- **Exercise directions**
Keep only the lines of the records below that contain the string "пищевая", and copy each one out in full.

Dataset records
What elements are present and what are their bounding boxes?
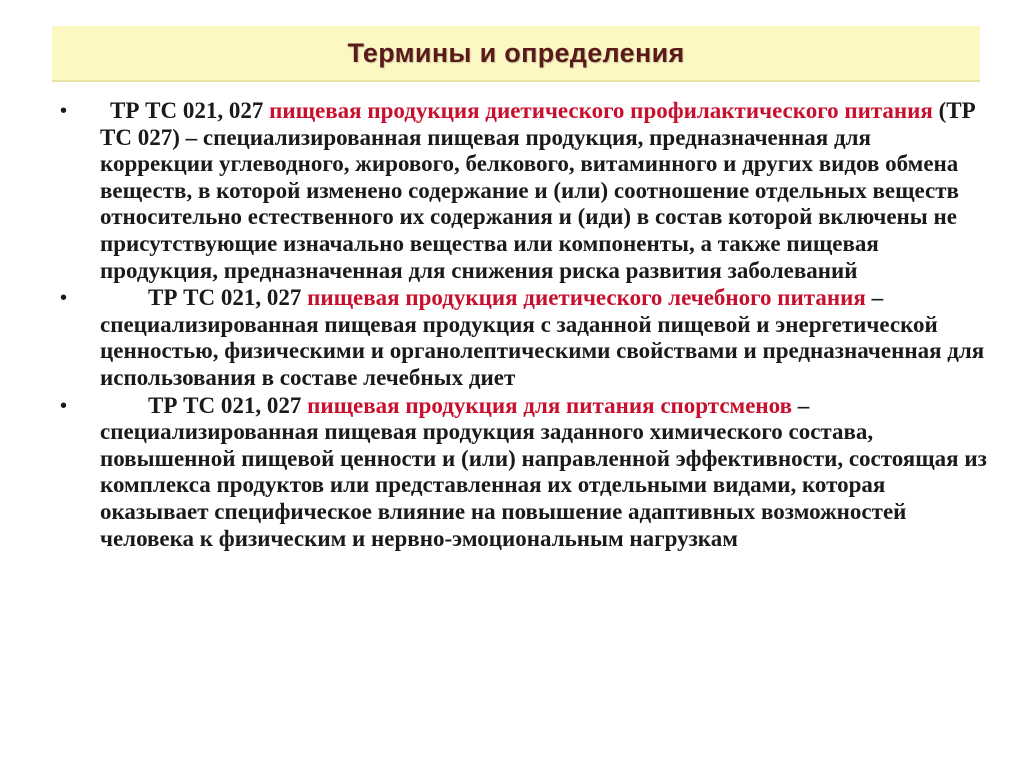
definition-item <box>58 285 988 391</box>
definition-prefix: ТР ТС 021, 027 <box>148 392 308 418</box>
definition-text: – специализированная пищевая продукция заданного химического состава, повышенной пищевой ценности и (или) направленной эффективности, состоящая из комплекса продуктов или представленная их отдельными видами, которая оказывает специфическое влияние на повышение адаптивных возможностей человека к физическим и нервно-эмоциональным нагрузкам <box>100 392 987 551</box>
bullet-icon: • <box>60 100 68 122</box>
definition-term: пищевая продукция диетического профилактического питания <box>269 98 933 123</box>
definition-text: – специализированная пищевая продукция с заданной пищевой и энергетической ценностью, физическими и органолептическими свойствами и предназначенная для использования в составе лечебных диет <box>100 285 985 390</box>
bullet-icon: • <box>60 287 68 310</box>
definition-text: (ТР ТС 027) – специализированная пищевая продукция, предназначенная для коррекции углеводного, жирового, белкового, витаминного и других видов обмена веществ, в которой изменено содержание и (или) соотношение отдельных веществ относительно естественного их содержания и (иди) в состав которой включены не присутствующие изначально вещества или компоненты, а также пищевая продукция, предназначенная для снижения риска развития заболеваний <box>100 98 976 283</box>
definition-prefix: ТР ТС 021, 027 <box>148 285 308 311</box>
definition-item <box>58 393 988 553</box>
bullet-icon: • <box>60 394 68 417</box>
definition-item <box>58 98 988 284</box>
slide-title: Термины и определения <box>347 37 685 68</box>
definition-prefix: ТР ТС 021, 027 <box>110 98 270 123</box>
definitions-list <box>58 98 988 553</box>
definition-term: пищевая продукция диетического лечебного питания <box>307 285 866 311</box>
title-bar <box>52 26 980 82</box>
definition-term: пищевая продукция для питания спортсменов <box>307 392 793 418</box>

- **Answer below**
definition-text: – специализированная пищевая продукция заданного химического состава, повышенной пищевой ценности и (или) направленной эффективности, состоящая из комплекса продуктов или представленная их отдельными видами, которая оказывает специфическое влияние на повышение адаптивных возможностей человека к физическим и нервно-эмоциональным нагрузкам <box>100 392 987 551</box>
definition-term: пищевая продукция диетического профилактического питания <box>269 98 933 123</box>
definition-text: – специализированная пищевая продукция с заданной пищевой и энергетической ценностью, физическими и органолептическими свойствами и предназначенная для использования в составе лечебных диет <box>100 285 985 390</box>
definition-text: (ТР ТС 027) – специализированная пищевая продукция, предназначенная для коррекции углеводного, жирового, белкового, витаминного и других видов обмена веществ, в которой изменено содержание и (или) соотношение отдельных веществ относительно естественного их содержания и (иди) в состав которой включены не присутствующие изначально вещества или компоненты, а также пищевая продукция, предназначенная для снижения риска развития заболеваний <box>100 98 976 283</box>
definition-term: пищевая продукция диетического лечебного питания <box>307 285 866 311</box>
definition-term: пищевая продукция для питания спортсменов <box>307 392 793 418</box>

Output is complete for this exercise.